### GIVEN EXERCISE
In the entries below, count every line containing "junio". Reply with the number alone.

::: MATERIAL :::

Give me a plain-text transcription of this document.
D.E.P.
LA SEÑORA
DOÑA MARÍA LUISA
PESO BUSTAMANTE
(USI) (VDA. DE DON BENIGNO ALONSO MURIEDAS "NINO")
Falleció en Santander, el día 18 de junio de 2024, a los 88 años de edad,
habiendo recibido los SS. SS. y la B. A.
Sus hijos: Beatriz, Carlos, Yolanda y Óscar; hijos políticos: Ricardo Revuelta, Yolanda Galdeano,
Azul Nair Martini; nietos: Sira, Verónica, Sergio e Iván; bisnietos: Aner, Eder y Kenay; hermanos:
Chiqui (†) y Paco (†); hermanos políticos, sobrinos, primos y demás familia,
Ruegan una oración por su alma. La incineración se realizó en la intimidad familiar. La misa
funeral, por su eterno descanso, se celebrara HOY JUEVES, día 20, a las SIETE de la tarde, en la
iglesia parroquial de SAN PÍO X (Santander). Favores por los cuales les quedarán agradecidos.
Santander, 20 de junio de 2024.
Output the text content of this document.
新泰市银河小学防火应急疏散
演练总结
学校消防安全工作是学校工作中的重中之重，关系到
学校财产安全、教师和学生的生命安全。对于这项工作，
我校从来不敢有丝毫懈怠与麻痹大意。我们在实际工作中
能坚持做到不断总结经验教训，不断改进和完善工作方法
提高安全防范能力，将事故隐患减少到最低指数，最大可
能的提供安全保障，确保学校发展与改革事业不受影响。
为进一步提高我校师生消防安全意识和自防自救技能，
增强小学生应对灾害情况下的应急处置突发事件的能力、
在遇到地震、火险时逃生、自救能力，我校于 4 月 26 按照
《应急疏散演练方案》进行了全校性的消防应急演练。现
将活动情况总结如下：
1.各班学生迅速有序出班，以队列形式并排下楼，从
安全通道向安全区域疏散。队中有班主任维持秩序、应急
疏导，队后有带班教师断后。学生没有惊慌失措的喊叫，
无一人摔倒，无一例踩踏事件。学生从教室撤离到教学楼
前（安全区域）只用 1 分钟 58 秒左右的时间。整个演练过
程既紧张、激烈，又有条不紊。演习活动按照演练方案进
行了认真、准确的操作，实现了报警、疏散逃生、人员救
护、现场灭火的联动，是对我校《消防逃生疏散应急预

:::

### ANSWER FOR THIS EXERCISE
2